### EXERCISE DESCRIPTION
In the data below, find each line containing the string "которые" and return it.
* Start RECORDS PROVIDED *
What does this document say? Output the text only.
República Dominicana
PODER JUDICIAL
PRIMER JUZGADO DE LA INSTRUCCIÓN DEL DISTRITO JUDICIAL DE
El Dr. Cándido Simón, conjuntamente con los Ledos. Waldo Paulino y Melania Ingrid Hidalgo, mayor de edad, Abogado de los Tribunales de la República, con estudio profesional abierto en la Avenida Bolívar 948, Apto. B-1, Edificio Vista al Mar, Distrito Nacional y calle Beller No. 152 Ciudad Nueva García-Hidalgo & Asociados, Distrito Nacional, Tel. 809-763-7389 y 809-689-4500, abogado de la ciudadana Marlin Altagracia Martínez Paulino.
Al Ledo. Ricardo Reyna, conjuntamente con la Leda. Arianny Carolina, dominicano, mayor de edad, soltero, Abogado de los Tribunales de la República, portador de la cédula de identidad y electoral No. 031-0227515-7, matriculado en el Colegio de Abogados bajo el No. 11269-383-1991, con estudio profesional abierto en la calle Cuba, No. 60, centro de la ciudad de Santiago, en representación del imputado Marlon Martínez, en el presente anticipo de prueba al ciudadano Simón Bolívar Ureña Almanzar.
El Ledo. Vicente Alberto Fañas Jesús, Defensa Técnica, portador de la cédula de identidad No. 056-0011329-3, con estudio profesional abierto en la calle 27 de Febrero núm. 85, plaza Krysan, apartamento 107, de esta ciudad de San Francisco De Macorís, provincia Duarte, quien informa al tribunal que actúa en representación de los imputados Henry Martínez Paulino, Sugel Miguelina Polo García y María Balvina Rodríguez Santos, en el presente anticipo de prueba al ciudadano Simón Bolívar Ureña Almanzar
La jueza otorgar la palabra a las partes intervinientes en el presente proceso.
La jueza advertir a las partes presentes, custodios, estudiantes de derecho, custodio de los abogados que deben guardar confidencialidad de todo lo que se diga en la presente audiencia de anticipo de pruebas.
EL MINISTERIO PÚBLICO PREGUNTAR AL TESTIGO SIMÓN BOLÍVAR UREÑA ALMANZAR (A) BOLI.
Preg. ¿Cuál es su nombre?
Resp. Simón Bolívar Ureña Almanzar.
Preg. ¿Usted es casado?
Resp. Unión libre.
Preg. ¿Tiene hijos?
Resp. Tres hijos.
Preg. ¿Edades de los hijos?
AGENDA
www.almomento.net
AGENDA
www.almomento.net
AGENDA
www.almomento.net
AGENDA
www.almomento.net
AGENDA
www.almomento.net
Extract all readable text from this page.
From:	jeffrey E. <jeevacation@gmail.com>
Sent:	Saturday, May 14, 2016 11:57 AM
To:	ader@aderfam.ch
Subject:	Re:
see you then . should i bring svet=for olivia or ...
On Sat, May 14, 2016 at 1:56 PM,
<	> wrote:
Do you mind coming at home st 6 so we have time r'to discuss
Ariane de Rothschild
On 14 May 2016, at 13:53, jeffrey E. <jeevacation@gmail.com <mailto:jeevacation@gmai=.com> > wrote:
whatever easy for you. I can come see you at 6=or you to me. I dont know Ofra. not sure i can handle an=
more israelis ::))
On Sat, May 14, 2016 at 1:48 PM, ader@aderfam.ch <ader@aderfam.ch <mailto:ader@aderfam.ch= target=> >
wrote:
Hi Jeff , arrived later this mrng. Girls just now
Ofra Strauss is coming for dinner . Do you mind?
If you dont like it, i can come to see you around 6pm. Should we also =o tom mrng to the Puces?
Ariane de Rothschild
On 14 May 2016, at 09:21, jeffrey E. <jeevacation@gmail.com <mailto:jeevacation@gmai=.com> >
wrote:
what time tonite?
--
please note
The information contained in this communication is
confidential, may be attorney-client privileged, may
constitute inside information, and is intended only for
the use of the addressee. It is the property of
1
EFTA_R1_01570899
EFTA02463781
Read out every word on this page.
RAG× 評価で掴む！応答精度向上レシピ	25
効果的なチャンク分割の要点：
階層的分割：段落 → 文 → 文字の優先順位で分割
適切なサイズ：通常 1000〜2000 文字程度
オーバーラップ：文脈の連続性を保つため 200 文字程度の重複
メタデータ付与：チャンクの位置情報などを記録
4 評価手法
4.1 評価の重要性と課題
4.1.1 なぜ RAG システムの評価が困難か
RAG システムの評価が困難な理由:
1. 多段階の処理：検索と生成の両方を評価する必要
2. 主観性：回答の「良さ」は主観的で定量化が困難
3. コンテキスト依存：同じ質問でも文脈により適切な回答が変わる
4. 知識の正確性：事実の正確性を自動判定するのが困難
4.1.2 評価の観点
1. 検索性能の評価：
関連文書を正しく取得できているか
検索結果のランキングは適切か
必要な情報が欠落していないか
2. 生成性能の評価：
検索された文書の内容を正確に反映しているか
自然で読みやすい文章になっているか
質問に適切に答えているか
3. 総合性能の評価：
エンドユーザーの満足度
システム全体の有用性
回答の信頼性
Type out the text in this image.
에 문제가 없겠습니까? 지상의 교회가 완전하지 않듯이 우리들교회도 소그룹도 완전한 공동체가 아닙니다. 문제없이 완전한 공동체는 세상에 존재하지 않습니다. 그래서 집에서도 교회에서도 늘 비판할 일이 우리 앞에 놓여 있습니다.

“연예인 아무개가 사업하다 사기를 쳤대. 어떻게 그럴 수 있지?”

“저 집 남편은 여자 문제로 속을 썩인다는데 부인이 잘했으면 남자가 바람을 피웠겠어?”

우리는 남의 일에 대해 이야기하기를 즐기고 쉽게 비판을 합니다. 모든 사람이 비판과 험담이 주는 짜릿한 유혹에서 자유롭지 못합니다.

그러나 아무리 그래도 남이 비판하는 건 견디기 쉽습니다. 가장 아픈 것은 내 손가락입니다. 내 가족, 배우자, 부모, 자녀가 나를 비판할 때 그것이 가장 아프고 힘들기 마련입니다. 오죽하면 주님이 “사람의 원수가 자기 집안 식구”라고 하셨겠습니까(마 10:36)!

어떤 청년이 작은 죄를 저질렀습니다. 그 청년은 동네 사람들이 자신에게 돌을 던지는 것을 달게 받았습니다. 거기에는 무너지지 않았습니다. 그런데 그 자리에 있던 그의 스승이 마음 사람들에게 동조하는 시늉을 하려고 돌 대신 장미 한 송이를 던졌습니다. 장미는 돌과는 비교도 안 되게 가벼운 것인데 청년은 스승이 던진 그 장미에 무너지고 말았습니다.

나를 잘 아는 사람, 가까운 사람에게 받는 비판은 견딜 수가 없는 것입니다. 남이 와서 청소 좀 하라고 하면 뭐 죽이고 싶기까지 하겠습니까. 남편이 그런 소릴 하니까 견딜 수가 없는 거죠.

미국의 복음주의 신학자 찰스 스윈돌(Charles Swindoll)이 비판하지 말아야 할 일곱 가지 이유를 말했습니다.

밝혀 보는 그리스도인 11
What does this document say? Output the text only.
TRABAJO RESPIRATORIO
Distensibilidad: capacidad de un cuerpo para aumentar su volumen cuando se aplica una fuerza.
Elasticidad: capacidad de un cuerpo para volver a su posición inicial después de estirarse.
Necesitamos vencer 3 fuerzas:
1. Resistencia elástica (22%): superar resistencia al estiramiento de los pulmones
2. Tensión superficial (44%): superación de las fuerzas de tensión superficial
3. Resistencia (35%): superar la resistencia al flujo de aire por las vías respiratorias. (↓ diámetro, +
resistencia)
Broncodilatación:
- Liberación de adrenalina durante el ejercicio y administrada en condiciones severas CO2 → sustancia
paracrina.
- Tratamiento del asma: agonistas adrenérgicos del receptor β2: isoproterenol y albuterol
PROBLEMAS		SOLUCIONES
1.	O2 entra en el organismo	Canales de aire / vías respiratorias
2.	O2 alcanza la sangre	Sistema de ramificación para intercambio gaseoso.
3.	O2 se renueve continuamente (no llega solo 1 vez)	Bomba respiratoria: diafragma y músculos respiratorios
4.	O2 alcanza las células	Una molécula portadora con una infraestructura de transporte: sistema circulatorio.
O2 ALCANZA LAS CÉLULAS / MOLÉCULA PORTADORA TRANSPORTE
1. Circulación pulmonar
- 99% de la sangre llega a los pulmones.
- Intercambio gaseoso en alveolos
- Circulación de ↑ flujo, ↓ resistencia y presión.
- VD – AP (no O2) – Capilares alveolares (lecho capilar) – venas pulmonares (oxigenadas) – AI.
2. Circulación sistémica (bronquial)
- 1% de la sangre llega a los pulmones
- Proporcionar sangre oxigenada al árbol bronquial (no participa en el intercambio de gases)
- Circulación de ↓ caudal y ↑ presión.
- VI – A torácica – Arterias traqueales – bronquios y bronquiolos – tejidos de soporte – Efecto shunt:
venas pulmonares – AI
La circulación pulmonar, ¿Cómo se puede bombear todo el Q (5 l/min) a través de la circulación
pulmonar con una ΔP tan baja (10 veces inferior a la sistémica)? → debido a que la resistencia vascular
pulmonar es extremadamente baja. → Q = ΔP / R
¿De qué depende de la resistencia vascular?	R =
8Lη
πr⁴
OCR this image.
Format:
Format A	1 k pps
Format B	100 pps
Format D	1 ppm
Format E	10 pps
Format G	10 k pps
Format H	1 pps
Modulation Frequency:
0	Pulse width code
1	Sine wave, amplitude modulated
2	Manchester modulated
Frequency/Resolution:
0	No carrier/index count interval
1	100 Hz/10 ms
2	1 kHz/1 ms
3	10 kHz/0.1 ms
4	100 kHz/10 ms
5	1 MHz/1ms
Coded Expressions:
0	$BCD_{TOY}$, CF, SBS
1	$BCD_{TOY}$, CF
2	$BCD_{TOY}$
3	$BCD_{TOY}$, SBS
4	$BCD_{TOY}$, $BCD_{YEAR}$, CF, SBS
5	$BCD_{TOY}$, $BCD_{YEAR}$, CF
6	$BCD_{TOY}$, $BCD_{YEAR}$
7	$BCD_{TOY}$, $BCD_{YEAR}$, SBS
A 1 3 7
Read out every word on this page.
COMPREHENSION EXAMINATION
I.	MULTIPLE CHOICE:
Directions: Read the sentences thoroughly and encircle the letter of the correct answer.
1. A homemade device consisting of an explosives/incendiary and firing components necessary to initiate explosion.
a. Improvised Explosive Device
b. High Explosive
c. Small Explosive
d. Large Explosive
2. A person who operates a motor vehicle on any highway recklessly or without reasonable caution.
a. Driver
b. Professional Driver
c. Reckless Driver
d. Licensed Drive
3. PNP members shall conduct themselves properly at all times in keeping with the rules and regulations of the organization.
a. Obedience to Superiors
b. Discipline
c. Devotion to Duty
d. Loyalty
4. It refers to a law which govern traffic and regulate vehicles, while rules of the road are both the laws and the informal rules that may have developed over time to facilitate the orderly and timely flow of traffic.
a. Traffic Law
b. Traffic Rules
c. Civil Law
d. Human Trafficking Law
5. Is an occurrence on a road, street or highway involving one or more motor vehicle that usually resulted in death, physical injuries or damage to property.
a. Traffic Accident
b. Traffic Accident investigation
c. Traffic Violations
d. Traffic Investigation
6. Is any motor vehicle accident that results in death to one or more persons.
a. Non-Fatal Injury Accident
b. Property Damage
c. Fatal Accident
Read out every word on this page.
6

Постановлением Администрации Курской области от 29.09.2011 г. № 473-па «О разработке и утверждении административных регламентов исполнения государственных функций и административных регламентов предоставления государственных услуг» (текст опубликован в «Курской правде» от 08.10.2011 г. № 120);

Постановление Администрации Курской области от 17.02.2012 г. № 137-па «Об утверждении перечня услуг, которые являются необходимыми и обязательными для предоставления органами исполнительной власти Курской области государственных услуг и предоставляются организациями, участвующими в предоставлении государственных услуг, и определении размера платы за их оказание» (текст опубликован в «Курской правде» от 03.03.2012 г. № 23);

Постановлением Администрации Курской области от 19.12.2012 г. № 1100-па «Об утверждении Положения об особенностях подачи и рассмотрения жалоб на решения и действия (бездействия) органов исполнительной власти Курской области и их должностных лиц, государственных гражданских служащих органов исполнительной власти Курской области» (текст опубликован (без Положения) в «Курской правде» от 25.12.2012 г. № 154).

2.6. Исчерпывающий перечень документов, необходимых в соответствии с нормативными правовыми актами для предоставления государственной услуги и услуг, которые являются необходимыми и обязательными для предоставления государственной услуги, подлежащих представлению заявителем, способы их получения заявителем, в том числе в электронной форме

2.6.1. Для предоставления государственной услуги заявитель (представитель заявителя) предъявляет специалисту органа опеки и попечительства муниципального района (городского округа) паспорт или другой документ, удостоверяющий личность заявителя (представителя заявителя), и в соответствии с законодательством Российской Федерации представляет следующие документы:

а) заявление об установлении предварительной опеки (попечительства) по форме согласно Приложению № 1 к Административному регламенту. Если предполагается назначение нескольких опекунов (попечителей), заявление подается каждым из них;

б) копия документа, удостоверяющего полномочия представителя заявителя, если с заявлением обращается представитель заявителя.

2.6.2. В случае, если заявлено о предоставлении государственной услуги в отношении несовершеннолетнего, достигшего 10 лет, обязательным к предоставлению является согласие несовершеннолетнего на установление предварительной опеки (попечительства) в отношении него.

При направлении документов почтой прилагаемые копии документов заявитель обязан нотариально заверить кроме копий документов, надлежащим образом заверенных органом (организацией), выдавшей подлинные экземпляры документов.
* End RECORDS PROVIDED *
### FINAL ANSWER
Постановление Администрации Курской области от 17.02.2012 г. № 137-па «Об утверждении перечня услуг, которые являются необходимыми и обязательными для предоставления органами исполнительной власти Курской области государственных услуг и предоставляются организациями, участвующими в предоставлении государственных услуг, и определении размера платы за их оказание» (текст опубликован в «Курской правде» от 03.03.2012 г. № 23);
2.6. Исчерпывающий перечень документов, необходимых в соответствии с нормативными правовыми актами для предоставления государственной услуги и услуг, которые являются необходимыми и обязательными для предоставления государственной услуги, подлежащих представлению заявителем, способы их получения заявителем, в том числе в электронной форме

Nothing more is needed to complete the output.